Prompt> Among the entries that follow, some lines contain the word "Niños". Show all of them.

Data for processing>
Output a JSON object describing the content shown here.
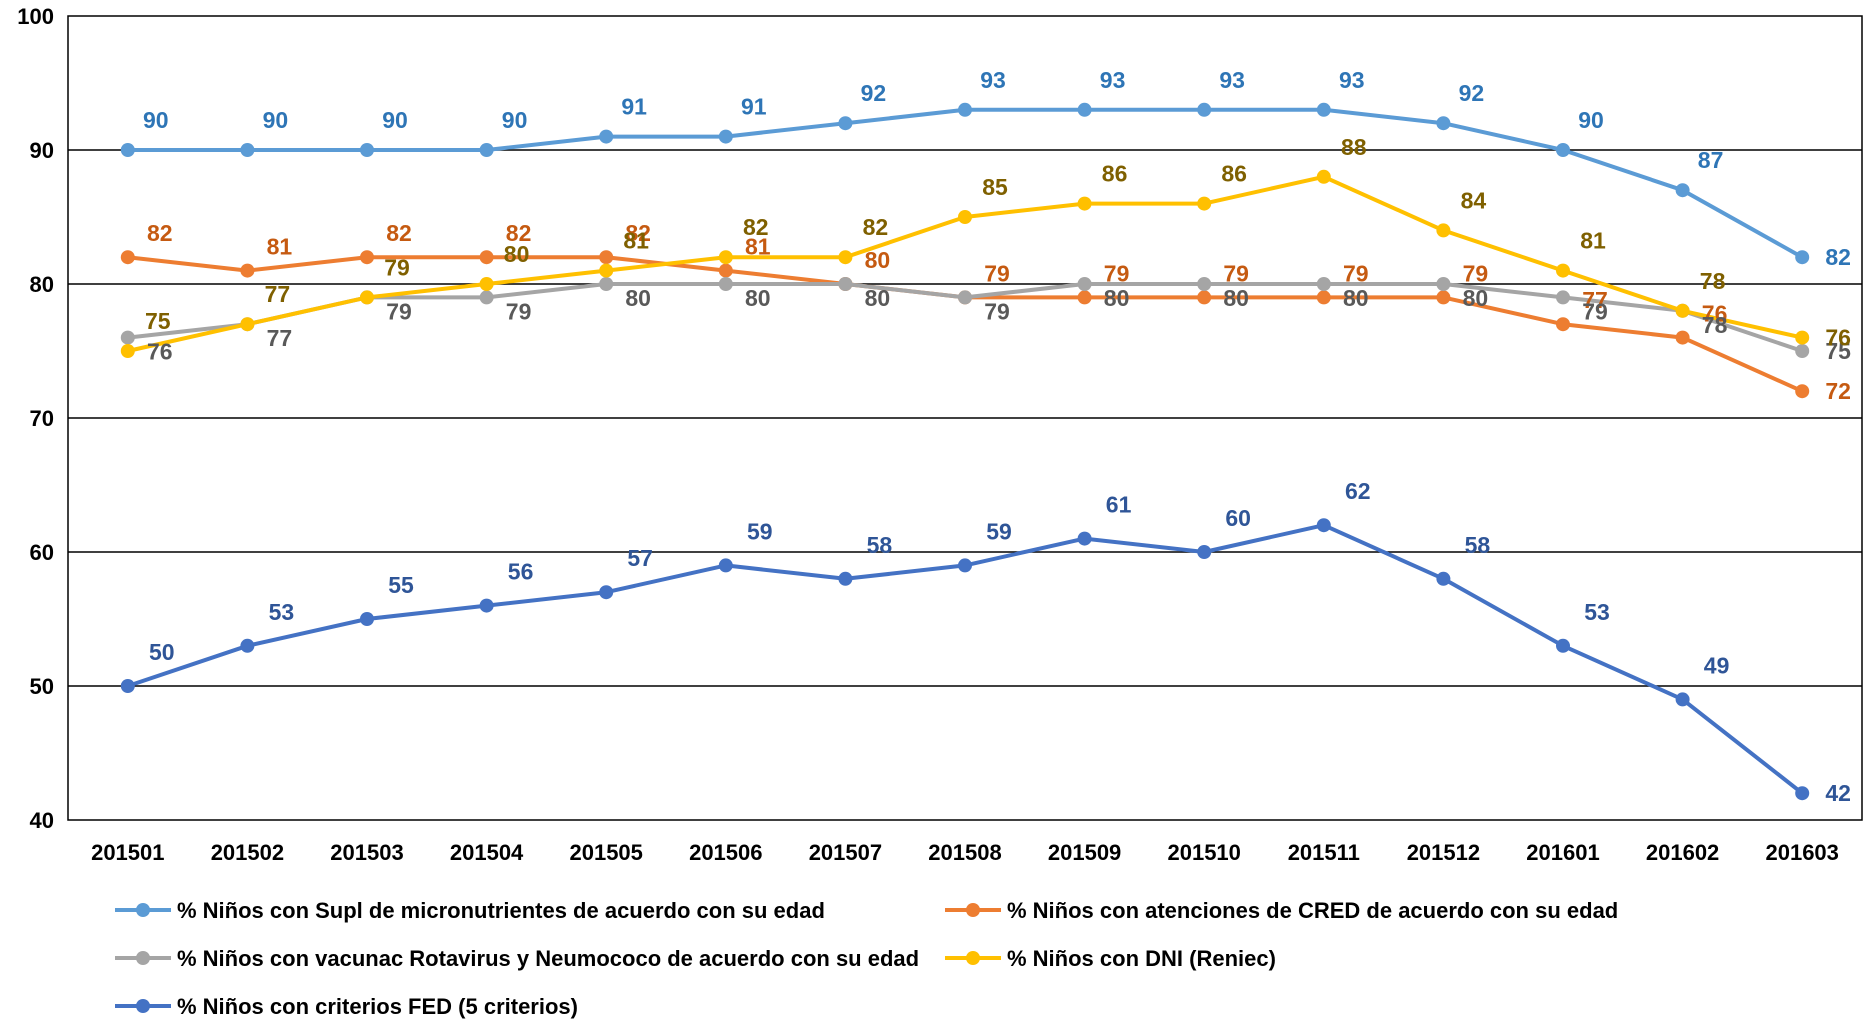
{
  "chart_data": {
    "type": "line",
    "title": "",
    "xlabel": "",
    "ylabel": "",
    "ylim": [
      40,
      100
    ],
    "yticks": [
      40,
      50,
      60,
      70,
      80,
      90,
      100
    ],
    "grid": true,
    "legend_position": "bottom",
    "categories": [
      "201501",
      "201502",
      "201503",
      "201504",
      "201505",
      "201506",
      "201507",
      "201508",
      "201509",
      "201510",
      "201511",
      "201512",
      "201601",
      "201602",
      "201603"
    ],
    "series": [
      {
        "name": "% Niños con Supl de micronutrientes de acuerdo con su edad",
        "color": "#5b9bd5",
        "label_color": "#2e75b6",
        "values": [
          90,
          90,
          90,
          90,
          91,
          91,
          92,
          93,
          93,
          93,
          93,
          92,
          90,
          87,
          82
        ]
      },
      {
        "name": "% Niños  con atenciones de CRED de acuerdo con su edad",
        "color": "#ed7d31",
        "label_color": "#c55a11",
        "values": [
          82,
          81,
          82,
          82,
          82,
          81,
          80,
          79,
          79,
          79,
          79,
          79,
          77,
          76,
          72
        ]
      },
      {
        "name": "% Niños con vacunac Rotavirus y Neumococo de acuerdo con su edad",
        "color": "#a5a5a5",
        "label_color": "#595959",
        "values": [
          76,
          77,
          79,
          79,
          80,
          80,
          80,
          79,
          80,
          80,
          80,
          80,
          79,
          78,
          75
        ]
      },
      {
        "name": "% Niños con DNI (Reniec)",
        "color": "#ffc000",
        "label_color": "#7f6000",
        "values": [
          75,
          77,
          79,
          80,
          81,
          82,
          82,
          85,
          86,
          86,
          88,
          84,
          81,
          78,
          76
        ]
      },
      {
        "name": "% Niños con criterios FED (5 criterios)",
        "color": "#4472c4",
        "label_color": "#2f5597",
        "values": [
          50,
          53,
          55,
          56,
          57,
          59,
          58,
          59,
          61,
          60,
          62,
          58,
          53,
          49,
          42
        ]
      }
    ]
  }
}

Exercise result>
        "name": "% Niños con Supl de micronutrientes de acuerdo con su edad",
        "name": "% Niños  con atenciones de CRED de acuerdo con su edad",
        "name": "% Niños con vacunac Rotavirus y Neumococo de acuerdo con su edad",
        "name": "% Niños con DNI (Reniec)",
        "name": "% Niños con criterios FED (5 criterios)",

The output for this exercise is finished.